### Figure contents as structured data
--- --- ---
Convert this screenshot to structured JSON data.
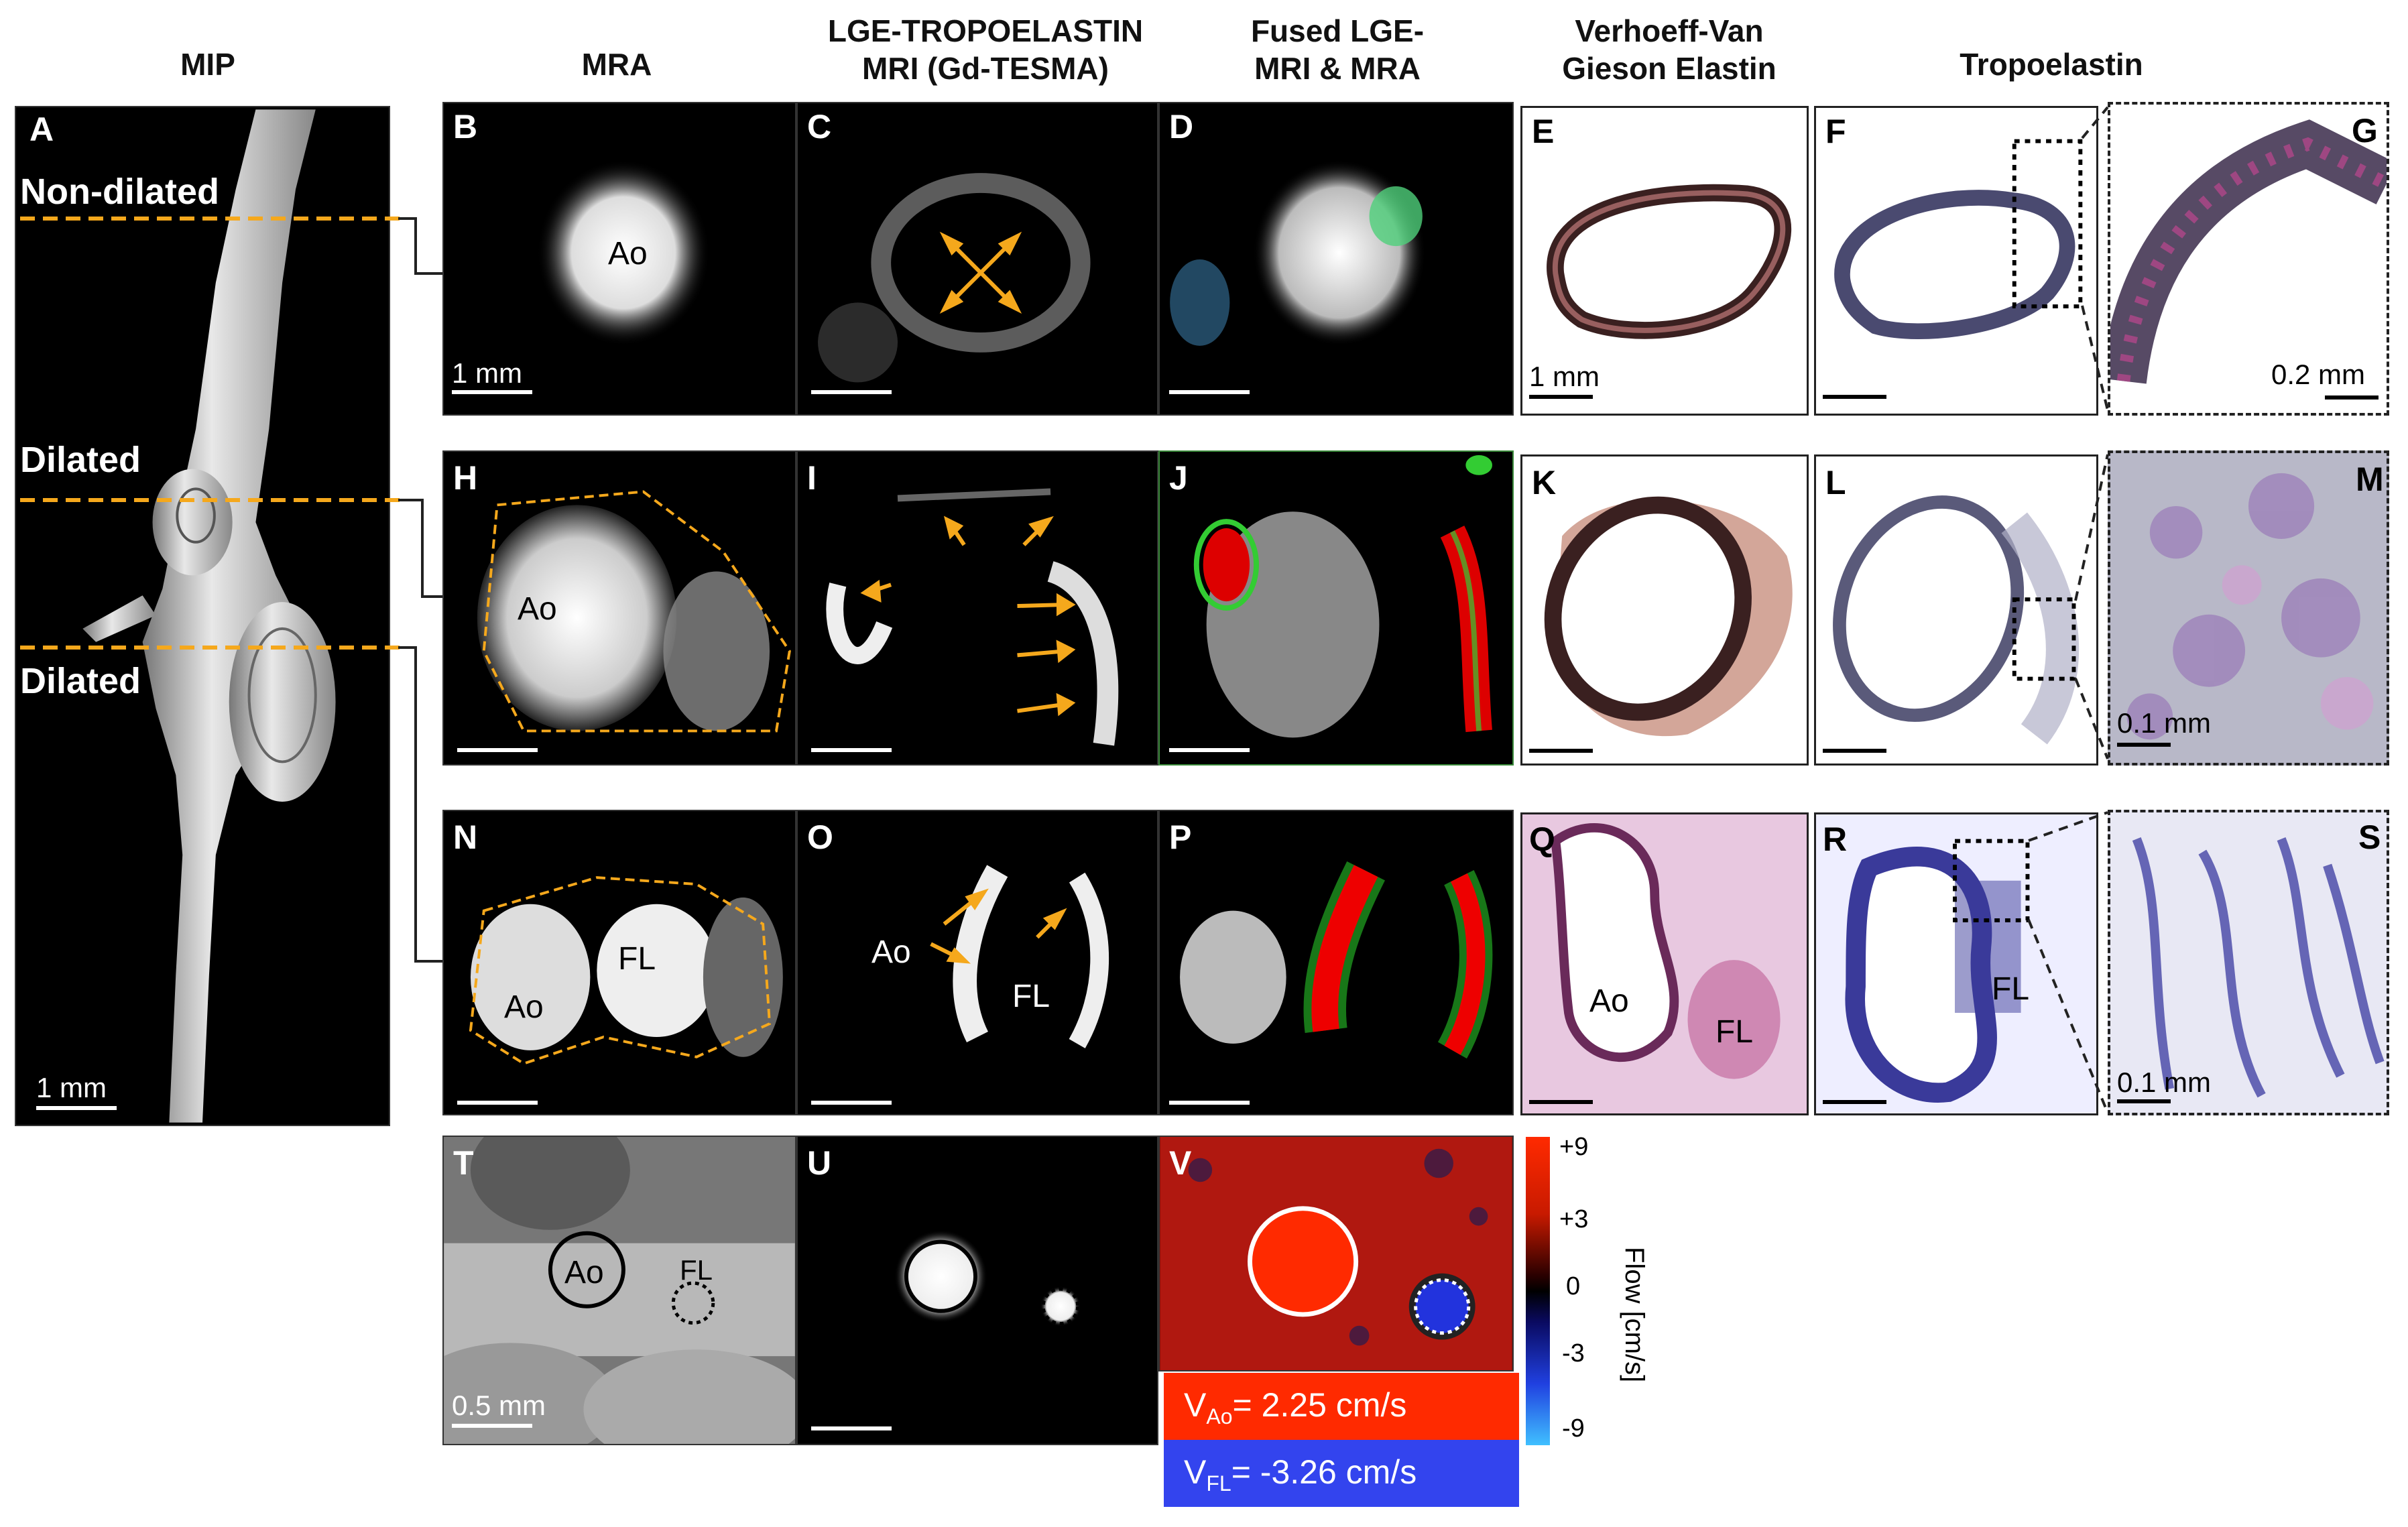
{
  "headers": {
    "mip": "MIP",
    "mra": "MRA",
    "lge": [
      "LGE-TROPOELASTIN",
      "MRI (Gd-TESMA)"
    ],
    "fused": [
      "Fused LGE-",
      "MRI & MRA"
    ],
    "vvg": [
      "Verhoeff-Van",
      "Gieson Elastin"
    ],
    "tropo": "Tropoelastin"
  },
  "panel_letters": [
    "A",
    "B",
    "C",
    "D",
    "E",
    "F",
    "G",
    "H",
    "I",
    "J",
    "K",
    "L",
    "M",
    "N",
    "O",
    "P",
    "Q",
    "R",
    "S",
    "T",
    "U",
    "V"
  ],
  "mip_levels": [
    "Non-dilated",
    "Dilated",
    "Dilated"
  ],
  "labels": {
    "ao": "Ao",
    "fl": "FL"
  },
  "scale_bars": {
    "one_mm": "1 mm",
    "point_two": "0.2 mm",
    "point_one": "0.1 mm",
    "point_five": "0.5 mm"
  },
  "velocity": {
    "ao": "V",
    "ao_sub": "Ao",
    "ao_val": "= 2.25 cm/s",
    "fl": "V",
    "fl_sub": "FL",
    "fl_val": "= -3.26 cm/s"
  },
  "colorbar": {
    "title": "Flow [cm/s]",
    "ticks": [
      "+9",
      "+3",
      "0",
      "-3",
      "-9"
    ]
  },
  "colors": {
    "arrow": "#f5a81c",
    "dash_line": "#f5a81c",
    "ao_box": "#ff2a00",
    "fl_box": "#3344ee"
  }
}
--- --- ---
### The request
Make an exact copy of the data above, pictures excluded.

### Correct result
Convert this screenshot to structured JSON data.
{
  "headers": {
    "mip": "MIP",
    "mra": "MRA",
    "lge": [
      "LGE-TROPOELASTIN",
      "MRI (Gd-TESMA)"
    ],
    "fused": [
      "Fused LGE-",
      "MRI & MRA"
    ],
    "vvg": [
      "Verhoeff-Van",
      "Gieson Elastin"
    ],
    "tropo": "Tropoelastin"
  },
  "panel_letters": [
    "A",
    "B",
    "C",
    "D",
    "E",
    "F",
    "G",
    "H",
    "I",
    "J",
    "K",
    "L",
    "M",
    "N",
    "O",
    "P",
    "Q",
    "R",
    "S",
    "T",
    "U",
    "V"
  ],
  "mip_levels": [
    "Non-dilated",
    "Dilated",
    "Dilated"
  ],
  "labels": {
    "ao": "Ao",
    "fl": "FL"
  },
  "scale_bars": {
    "one_mm": "1 mm",
    "point_two": "0.2 mm",
    "point_one": "0.1 mm",
    "point_five": "0.5 mm"
  },
  "velocity": {
    "ao": "V",
    "ao_sub": "Ao",
    "ao_val": "= 2.25 cm/s",
    "fl": "V",
    "fl_sub": "FL",
    "fl_val": "= -3.26 cm/s"
  },
  "colorbar": {
    "title": "Flow [cm/s]",
    "ticks": [
      "+9",
      "+3",
      "0",
      "-3",
      "-9"
    ]
  },
  "colors": {
    "arrow": "#f5a81c",
    "dash_line": "#f5a81c",
    "ao_box": "#ff2a00",
    "fl_box": "#3344ee"
  }
}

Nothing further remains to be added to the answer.